■ Exercise goal
Copy out the data below verbatim.

"""

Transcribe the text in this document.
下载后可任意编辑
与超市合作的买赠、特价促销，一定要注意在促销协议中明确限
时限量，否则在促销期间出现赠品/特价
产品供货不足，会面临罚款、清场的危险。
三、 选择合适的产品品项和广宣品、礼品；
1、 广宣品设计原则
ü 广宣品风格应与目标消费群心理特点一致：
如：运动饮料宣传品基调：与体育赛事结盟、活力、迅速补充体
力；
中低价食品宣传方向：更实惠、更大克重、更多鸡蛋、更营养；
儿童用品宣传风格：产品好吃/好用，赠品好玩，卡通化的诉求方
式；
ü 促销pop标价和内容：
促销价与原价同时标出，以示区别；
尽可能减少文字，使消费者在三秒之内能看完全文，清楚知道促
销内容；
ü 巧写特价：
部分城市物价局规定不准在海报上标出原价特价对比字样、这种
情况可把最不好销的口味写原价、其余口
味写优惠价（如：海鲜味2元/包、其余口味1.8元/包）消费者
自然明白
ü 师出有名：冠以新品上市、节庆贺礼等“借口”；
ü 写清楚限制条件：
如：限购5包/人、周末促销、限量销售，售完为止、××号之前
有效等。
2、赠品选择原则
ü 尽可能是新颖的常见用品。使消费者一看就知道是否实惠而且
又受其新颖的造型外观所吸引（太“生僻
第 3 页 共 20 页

"""

■ Reply to the task
Transcribe the text in this document.
下载后可任意编辑
与超市合作的买赠、特价促销，一定要注意在促销协议中明确限
时限量，否则在促销期间出现赠品/特价
产品供货不足，会面临罚款、清场的危险。
三、 选择合适的产品品项和广宣品、礼品；
1、 广宣品设计原则
ü 广宣品风格应与目标消费群心理特点一致：
如：运动饮料宣传品基调：与体育赛事结盟、活力、迅速补充体
力；
中低价食品宣传方向：更实惠、更大克重、更多鸡蛋、更营养；
儿童用品宣传风格：产品好吃/好用，赠品好玩，卡通化的诉求方
式；
ü 促销pop标价和内容：
促销价与原价同时标出，以示区别；
尽可能减少文字，使消费者在三秒之内能看完全文，清楚知道促
销内容；
ü 巧写特价：
部分城市物价局规定不准在海报上标出原价特价对比字样、这种
情况可把最不好销的口味写原价、其余口
味写优惠价（如：海鲜味2元/包、其余口味1.8元/包）消费者
自然明白
ü 师出有名：冠以新品上市、节庆贺礼等“借口”；
ü 写清楚限制条件：
如：限购5包/人、周末促销、限量销售，售完为止、××号之前
有效等。
2、赠品选择原则
ü 尽可能是新颖的常见用品。使消费者一看就知道是否实惠而且
又受其新颖的造型外观所吸引（太“生僻
第 3 页 共 20 页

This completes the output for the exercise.